GIVEN TASK:
Pictures don't belong in the copy; print all the records exactly.

SUPPLIED INFORMATION:
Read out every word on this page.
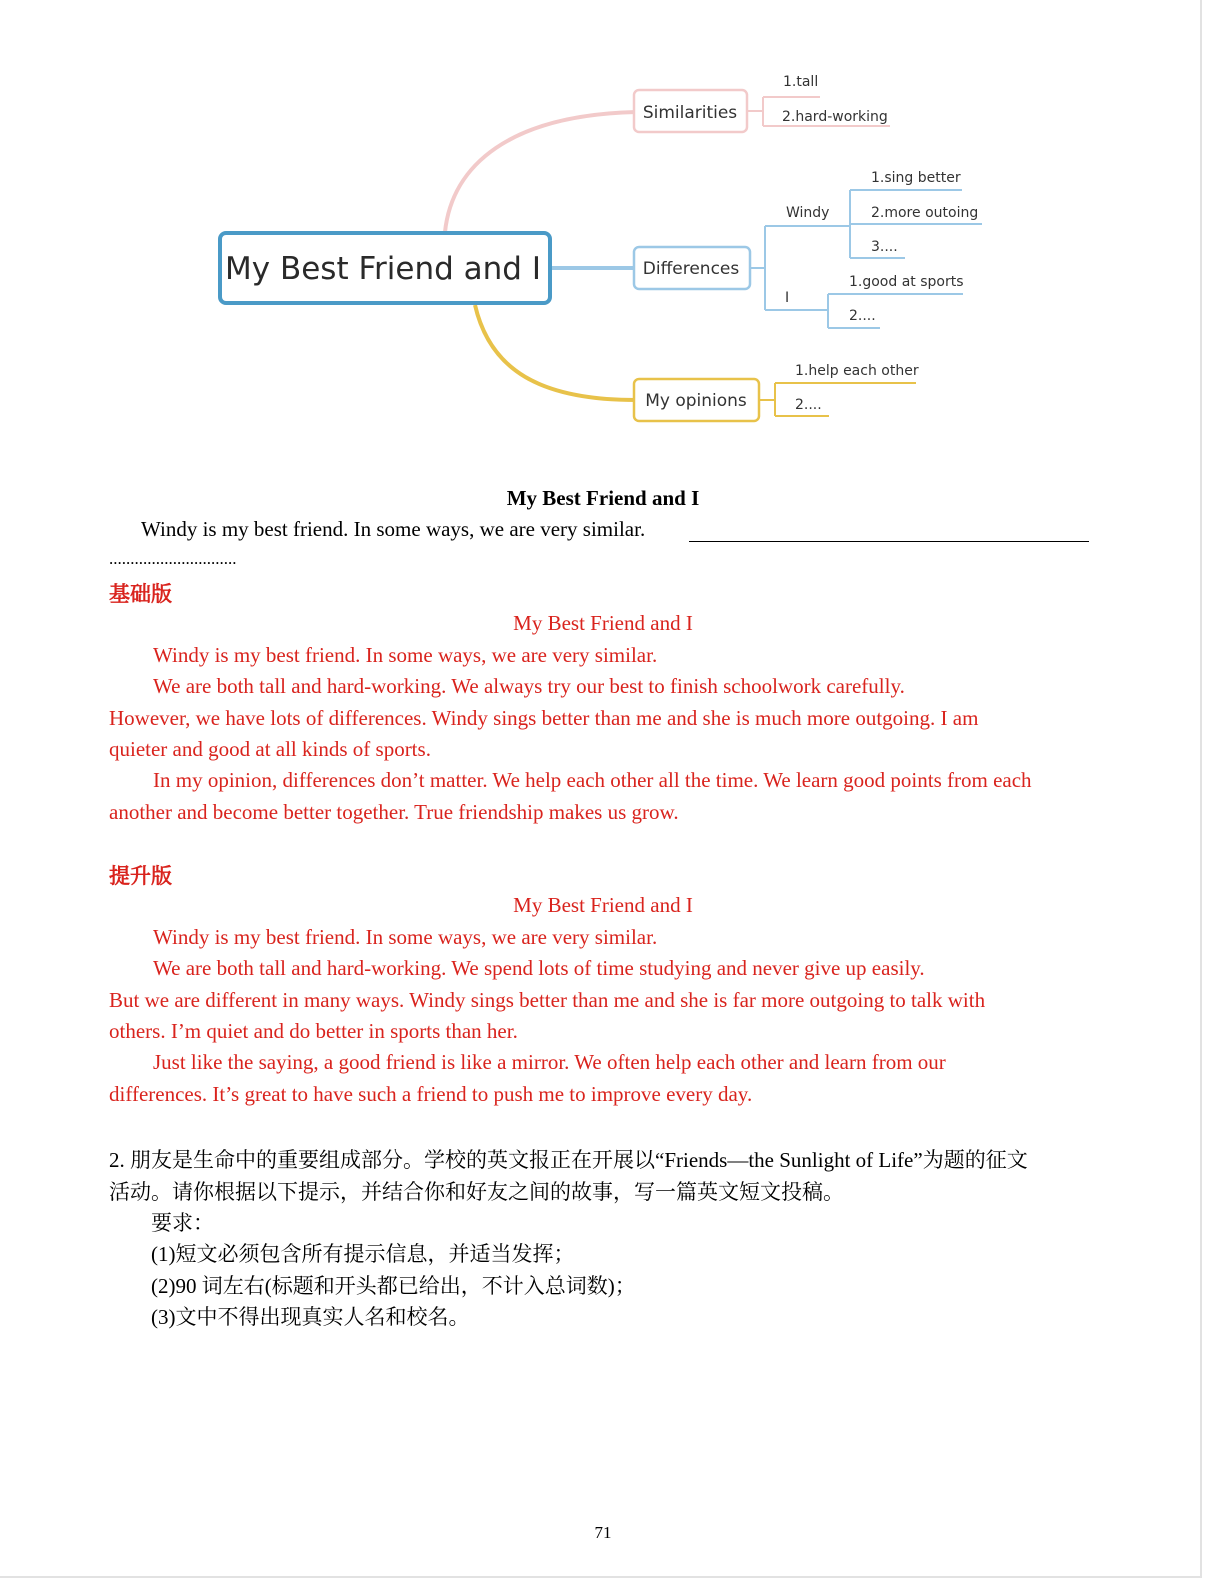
My Best Friend and I
Similarities
1.tall
2.hard-working
Differences
Windy
1.sing better
2.more outoing
3....
I
1.good at sports
2....
My opinions
1.help each other
2....
My Best Friend and I
Windy is my best friend. In some ways, we are very similar.
..............................
基础版
My Best Friend and I
Windy is my best friend. In some ways, we are very similar.
We are both tall and hard-working. We always try our best to finish schoolwork carefully.
However, we have lots of differences. Windy sings better than me and she is much more outgoing. I am
quieter and good at all kinds of sports.
In my opinion, differences don’t matter. We help each other all the time. We learn good points from each
another and become better together. True friendship makes us grow.
提升版
My Best Friend and I
Windy is my best friend. In some ways, we are very similar.
We are both tall and hard-working. We spend lots of time studying and never give up easily.
But we are different in many ways. Windy sings better than me and she is far more outgoing to talk with
others. I’m quiet and do better in sports than her.
Just like the saying, a good friend is like a mirror. We often help each other and learn from our
differences. It’s great to have such a friend to push me to improve every day.
2. 朋友是生命中的重要组成部分。学校的英文报正在开展以“Friends—the Sunlight of Life”为题的征文
活动。请你根据以下提示，并结合你和好友之间的故事，写一篇英文短文投稿。
要求：
(1)短文必须包含所有提示信息，并适当发挥；
(2)90 词左右(标题和开头都已给出，不计入总词数)；
(3)文中不得出现真实人名和校名。
71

WORKED SOLUTION:
Read out every word on this page.
My Best Friend and I
Similarities
1.tall
2.hard-working
Differences
Windy
1.sing better
2.more outoing
3....
I
1.good at sports
2....
My opinions
1.help each other
2....
My Best Friend and I
Windy is my best friend. In some ways, we are very similar.
..............................
基础版
My Best Friend and I
Windy is my best friend. In some ways, we are very similar.
We are both tall and hard-working. We always try our best to finish schoolwork carefully.
However, we have lots of differences. Windy sings better than me and she is much more outgoing. I am
quieter and good at all kinds of sports.
In my opinion, differences don’t matter. We help each other all the time. We learn good points from each
another and become better together. True friendship makes us grow.
提升版
My Best Friend and I
Windy is my best friend. In some ways, we are very similar.
We are both tall and hard-working. We spend lots of time studying and never give up easily.
But we are different in many ways. Windy sings better than me and she is far more outgoing to talk with
others. I’m quiet and do better in sports than her.
Just like the saying, a good friend is like a mirror. We often help each other and learn from our
differences. It’s great to have such a friend to push me to improve every day.
2. 朋友是生命中的重要组成部分。学校的英文报正在开展以“Friends—the Sunlight of Life”为题的征文
活动。请你根据以下提示，并结合你和好友之间的故事，写一篇英文短文投稿。
要求：
(1)短文必须包含所有提示信息，并适当发挥；
(2)90 词左右(标题和开头都已给出，不计入总词数)；
(3)文中不得出现真实人名和校名。
71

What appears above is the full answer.